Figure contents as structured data
** Begin **
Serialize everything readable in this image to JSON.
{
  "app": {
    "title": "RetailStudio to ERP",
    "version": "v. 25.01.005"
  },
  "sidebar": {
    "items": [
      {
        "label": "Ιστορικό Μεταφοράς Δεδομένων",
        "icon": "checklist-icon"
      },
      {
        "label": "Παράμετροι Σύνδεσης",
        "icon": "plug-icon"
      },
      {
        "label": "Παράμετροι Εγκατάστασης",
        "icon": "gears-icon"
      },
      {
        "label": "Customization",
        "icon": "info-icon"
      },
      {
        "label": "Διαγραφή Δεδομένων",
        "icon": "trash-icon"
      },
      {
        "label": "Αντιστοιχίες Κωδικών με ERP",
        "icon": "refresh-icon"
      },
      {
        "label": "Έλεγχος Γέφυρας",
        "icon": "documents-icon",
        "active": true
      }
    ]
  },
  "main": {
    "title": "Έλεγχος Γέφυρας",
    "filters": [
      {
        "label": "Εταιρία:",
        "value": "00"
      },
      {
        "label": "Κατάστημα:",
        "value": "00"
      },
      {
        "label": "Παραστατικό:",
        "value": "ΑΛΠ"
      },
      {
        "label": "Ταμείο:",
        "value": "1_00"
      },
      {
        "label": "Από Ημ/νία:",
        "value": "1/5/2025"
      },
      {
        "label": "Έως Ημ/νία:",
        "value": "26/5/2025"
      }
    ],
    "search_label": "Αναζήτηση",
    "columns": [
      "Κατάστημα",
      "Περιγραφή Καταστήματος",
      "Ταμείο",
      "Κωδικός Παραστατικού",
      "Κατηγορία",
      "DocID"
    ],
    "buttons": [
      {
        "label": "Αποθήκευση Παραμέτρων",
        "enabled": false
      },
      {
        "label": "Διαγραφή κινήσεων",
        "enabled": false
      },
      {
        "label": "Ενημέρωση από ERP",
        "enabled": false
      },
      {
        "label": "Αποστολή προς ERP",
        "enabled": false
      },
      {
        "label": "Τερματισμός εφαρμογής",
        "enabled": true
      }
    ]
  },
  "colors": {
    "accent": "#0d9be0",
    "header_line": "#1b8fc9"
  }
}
** End **
Objective:
How many lines in the records hold the string "Γέφυρας"? Reply with the number alone.

Correct response:
2